» What needs to be done:
Leave out the pictures and copy every record exactly.

** start of Listed records **

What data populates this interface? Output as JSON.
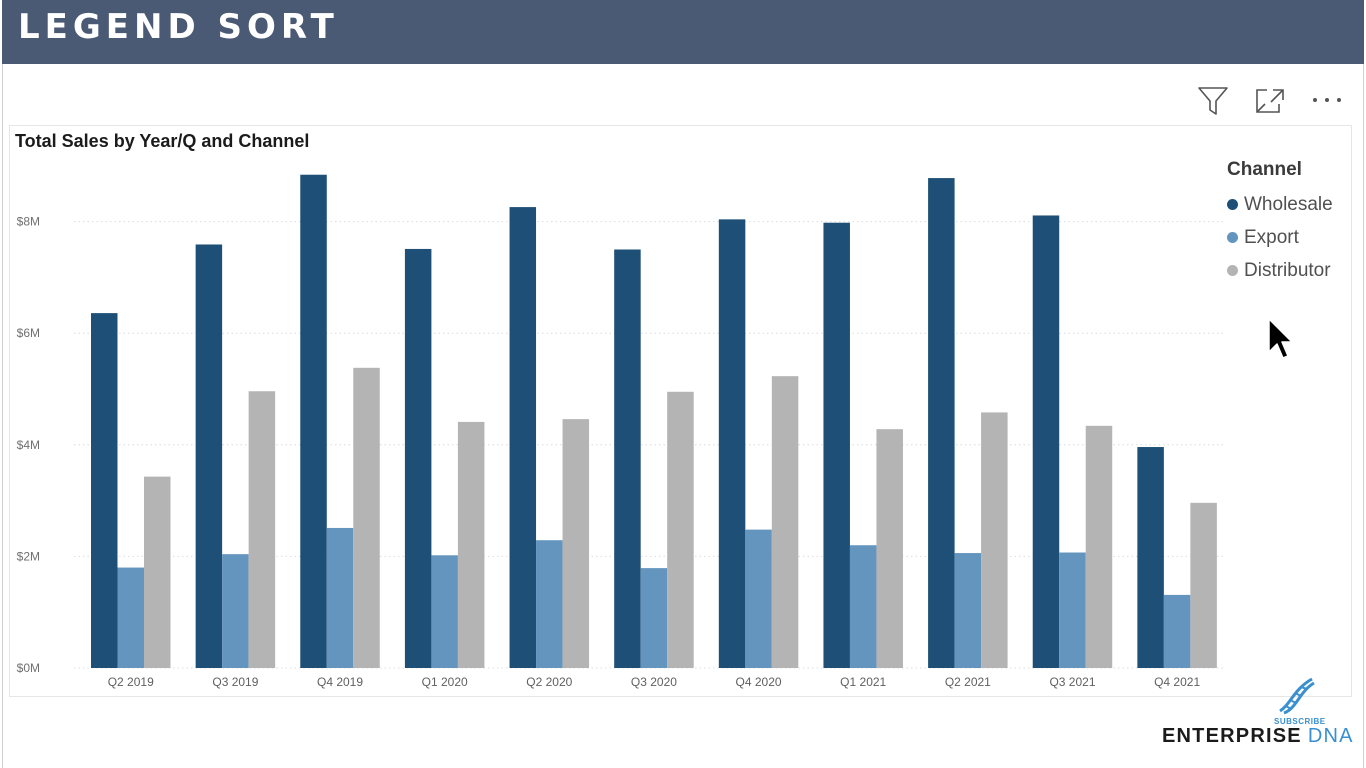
{
  "header": {
    "title": "LEGEND SORT"
  },
  "visual_header": {
    "icons": [
      "filter-icon",
      "focus-mode-icon",
      "more-options-icon"
    ]
  },
  "colors": {
    "header_bg": "#4a5974",
    "wholesale": "#1e5077",
    "export": "#6495be",
    "distributor": "#b4b4b4",
    "brand_blue": "#3a8fd0"
  },
  "chart_data": {
    "type": "bar",
    "title": "Total Sales by Year/Q and Channel",
    "xlabel": "",
    "ylabel": "",
    "categories": [
      "Q2 2019",
      "Q3 2019",
      "Q4 2019",
      "Q1 2020",
      "Q2 2020",
      "Q3 2020",
      "Q4 2020",
      "Q1 2021",
      "Q2 2021",
      "Q3 2021",
      "Q4 2021"
    ],
    "series": [
      {
        "name": "Wholesale",
        "color": "#1e5077",
        "values": [
          6.36,
          7.59,
          8.84,
          7.51,
          8.26,
          7.5,
          8.04,
          7.98,
          8.78,
          8.11,
          3.96
        ]
      },
      {
        "name": "Export",
        "color": "#6495be",
        "values": [
          1.8,
          2.04,
          2.51,
          2.02,
          2.29,
          1.79,
          2.48,
          2.2,
          2.06,
          2.07,
          1.31
        ]
      },
      {
        "name": "Distributor",
        "color": "#b4b4b4",
        "values": [
          3.43,
          4.96,
          5.38,
          4.41,
          4.46,
          4.95,
          5.23,
          4.28,
          4.58,
          4.34,
          2.96
        ]
      }
    ],
    "y_ticks": [
      "$0M",
      "$2M",
      "$4M",
      "$6M",
      "$8M"
    ],
    "y_tick_values": [
      0,
      2,
      4,
      6,
      8
    ],
    "ylim": [
      0,
      9.5
    ],
    "grid": true,
    "legend": {
      "title": "Channel",
      "placement": "right"
    }
  },
  "branding": {
    "subscribe": "SUBSCRIBE",
    "enterprise": "ENTERPRISE",
    "dna": "DNA"
  }
}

** end of Listed records **

» Output:
What data populates this interface? Output as JSON.
{
  "header": {
    "title": "LEGEND SORT"
  },
  "visual_header": {
    "icons": [
      "filter-icon",
      "focus-mode-icon",
      "more-options-icon"
    ]
  },
  "colors": {
    "header_bg": "#4a5974",
    "wholesale": "#1e5077",
    "export": "#6495be",
    "distributor": "#b4b4b4",
    "brand_blue": "#3a8fd0"
  },
  "chart_data": {
    "type": "bar",
    "title": "Total Sales by Year/Q and Channel",
    "xlabel": "",
    "ylabel": "",
    "categories": [
      "Q2 2019",
      "Q3 2019",
      "Q4 2019",
      "Q1 2020",
      "Q2 2020",
      "Q3 2020",
      "Q4 2020",
      "Q1 2021",
      "Q2 2021",
      "Q3 2021",
      "Q4 2021"
    ],
    "series": [
      {
        "name": "Wholesale",
        "color": "#1e5077",
        "values": [
          6.36,
          7.59,
          8.84,
          7.51,
          8.26,
          7.5,
          8.04,
          7.98,
          8.78,
          8.11,
          3.96
        ]
      },
      {
        "name": "Export",
        "color": "#6495be",
        "values": [
          1.8,
          2.04,
          2.51,
          2.02,
          2.29,
          1.79,
          2.48,
          2.2,
          2.06,
          2.07,
          1.31
        ]
      },
      {
        "name": "Distributor",
        "color": "#b4b4b4",
        "values": [
          3.43,
          4.96,
          5.38,
          4.41,
          4.46,
          4.95,
          5.23,
          4.28,
          4.58,
          4.34,
          2.96
        ]
      }
    ],
    "y_ticks": [
      "$0M",
      "$2M",
      "$4M",
      "$6M",
      "$8M"
    ],
    "y_tick_values": [
      0,
      2,
      4,
      6,
      8
    ],
    "ylim": [
      0,
      9.5
    ],
    "grid": true,
    "legend": {
      "title": "Channel",
      "placement": "right"
    }
  },
  "branding": {
    "subscribe": "SUBSCRIBE",
    "enterprise": "ENTERPRISE",
    "dna": "DNA"
  }
}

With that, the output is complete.